**Problem description**
Work out how many lines of the listing hold the string "midi", then answer with that number and nothing else.
****
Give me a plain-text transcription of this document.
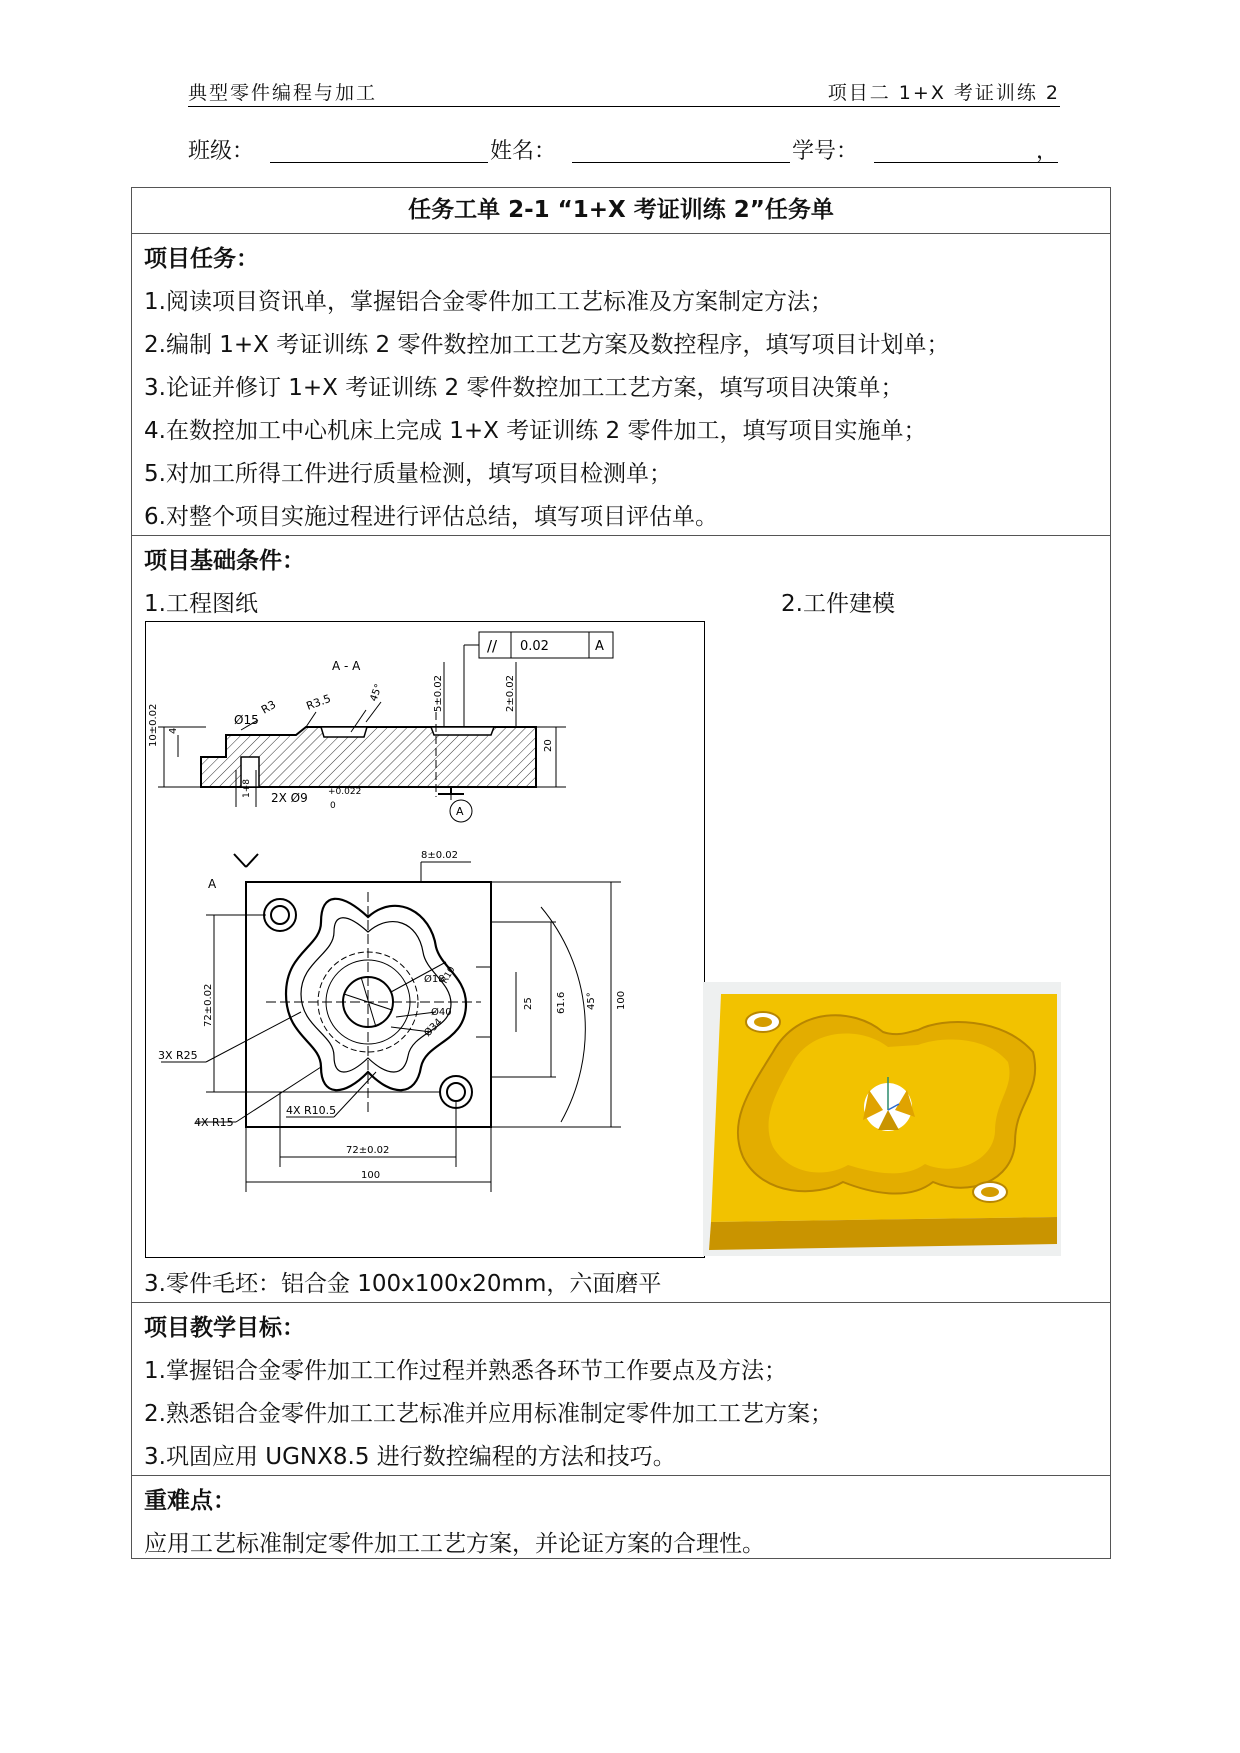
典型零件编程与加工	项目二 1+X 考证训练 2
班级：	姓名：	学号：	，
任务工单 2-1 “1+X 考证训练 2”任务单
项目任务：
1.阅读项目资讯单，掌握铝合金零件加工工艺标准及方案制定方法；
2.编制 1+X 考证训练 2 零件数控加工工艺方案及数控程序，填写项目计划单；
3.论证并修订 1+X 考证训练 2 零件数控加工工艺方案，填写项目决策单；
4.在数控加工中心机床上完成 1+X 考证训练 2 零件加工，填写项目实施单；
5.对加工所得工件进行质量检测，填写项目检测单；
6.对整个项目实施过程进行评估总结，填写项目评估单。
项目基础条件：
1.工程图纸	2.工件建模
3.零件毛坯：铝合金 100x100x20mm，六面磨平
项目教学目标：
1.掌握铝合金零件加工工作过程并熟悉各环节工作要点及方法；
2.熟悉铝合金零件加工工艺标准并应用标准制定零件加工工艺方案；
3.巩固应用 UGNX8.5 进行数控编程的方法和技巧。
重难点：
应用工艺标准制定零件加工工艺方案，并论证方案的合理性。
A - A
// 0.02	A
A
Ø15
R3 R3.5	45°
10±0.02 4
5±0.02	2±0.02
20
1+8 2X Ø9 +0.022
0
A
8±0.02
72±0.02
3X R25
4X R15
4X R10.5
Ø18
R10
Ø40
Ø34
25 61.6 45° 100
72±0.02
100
****
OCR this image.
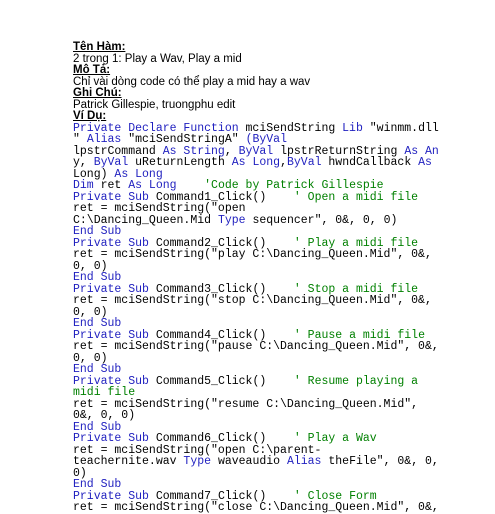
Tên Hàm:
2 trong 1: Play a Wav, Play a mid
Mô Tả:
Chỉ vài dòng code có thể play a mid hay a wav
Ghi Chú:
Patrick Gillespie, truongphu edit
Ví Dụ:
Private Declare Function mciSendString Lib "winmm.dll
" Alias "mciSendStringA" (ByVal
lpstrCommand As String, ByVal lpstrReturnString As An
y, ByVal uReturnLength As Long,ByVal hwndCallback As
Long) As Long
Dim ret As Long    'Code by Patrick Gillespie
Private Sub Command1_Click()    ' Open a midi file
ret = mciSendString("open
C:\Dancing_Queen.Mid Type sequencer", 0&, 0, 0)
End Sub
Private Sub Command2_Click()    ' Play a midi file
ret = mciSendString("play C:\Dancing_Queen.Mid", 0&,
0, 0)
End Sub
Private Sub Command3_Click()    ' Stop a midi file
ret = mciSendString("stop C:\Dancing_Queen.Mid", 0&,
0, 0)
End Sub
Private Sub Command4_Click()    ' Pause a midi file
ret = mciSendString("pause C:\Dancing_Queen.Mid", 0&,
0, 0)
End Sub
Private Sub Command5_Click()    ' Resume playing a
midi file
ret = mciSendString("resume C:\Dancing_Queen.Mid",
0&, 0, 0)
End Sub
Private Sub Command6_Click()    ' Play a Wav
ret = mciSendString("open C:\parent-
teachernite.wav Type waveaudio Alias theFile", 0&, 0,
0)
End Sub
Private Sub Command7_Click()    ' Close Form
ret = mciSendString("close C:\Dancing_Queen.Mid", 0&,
****
**Exercise response**
5